**Problem requirements**
Read the records and gather each line that includes "disconnect".

##### Dataset records

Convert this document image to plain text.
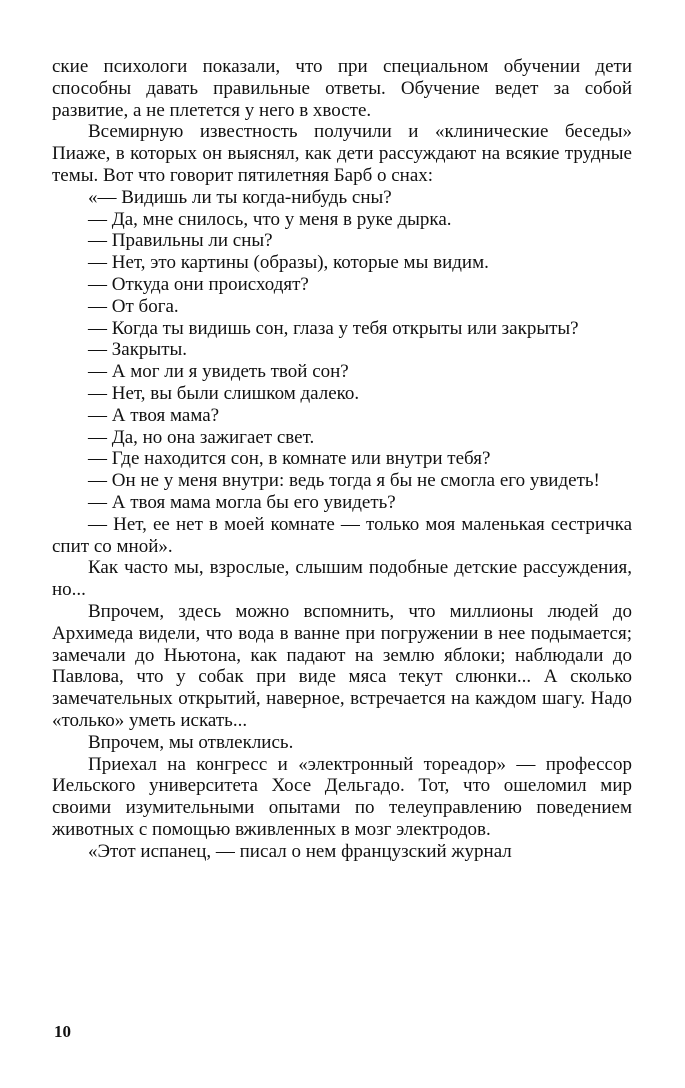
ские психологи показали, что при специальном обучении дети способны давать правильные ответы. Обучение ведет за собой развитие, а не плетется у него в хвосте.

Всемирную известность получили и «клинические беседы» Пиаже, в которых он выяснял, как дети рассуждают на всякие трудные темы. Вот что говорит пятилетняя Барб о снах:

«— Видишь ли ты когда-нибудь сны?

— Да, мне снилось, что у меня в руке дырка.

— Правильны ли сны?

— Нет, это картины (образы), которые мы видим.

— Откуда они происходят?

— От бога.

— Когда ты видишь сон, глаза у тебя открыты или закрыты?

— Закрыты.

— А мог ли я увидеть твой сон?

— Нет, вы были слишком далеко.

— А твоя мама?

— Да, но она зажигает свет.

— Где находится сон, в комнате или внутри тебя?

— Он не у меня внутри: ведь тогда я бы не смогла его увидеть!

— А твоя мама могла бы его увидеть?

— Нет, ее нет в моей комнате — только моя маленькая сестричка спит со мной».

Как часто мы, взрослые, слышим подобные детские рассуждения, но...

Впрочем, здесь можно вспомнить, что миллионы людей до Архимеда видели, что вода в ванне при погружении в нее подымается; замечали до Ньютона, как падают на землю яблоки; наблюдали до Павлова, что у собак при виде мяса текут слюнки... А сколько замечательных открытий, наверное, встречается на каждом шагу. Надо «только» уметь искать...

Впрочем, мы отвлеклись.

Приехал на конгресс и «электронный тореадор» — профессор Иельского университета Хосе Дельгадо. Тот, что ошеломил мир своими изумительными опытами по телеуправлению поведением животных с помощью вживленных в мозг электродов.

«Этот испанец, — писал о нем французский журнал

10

##########
##### Dataset records

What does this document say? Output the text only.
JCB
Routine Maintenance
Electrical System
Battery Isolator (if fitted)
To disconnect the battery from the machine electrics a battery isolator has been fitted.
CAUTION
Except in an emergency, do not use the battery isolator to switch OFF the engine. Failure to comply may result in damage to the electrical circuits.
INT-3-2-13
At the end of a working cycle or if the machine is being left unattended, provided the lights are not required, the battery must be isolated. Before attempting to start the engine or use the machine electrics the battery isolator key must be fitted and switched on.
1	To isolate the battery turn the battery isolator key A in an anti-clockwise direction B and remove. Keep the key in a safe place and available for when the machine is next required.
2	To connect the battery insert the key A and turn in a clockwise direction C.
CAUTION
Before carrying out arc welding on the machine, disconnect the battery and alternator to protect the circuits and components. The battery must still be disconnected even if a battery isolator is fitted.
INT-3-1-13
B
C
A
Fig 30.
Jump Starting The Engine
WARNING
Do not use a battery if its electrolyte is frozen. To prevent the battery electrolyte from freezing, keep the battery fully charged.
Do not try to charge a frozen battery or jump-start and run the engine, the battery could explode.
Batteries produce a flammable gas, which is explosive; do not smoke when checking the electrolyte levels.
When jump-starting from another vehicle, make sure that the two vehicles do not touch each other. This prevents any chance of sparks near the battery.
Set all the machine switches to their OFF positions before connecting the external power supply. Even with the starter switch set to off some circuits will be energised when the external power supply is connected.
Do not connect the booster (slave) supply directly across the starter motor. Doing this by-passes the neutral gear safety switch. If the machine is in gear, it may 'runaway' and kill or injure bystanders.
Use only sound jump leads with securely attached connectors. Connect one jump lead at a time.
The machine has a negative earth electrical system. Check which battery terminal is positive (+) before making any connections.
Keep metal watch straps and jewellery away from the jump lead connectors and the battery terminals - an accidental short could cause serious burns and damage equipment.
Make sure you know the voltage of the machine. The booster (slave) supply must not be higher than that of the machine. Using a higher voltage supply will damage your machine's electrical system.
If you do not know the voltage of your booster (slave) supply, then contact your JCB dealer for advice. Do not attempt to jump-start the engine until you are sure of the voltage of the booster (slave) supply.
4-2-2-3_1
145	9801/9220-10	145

##########

**The completed task**
To disconnect the battery from the machine electrics a battery isolator has been fitted.
Before carrying out arc welding on the machine, disconnect the battery and alternator to protect the circuits and components. The battery must still be disconnected even if a battery isolator is fitted.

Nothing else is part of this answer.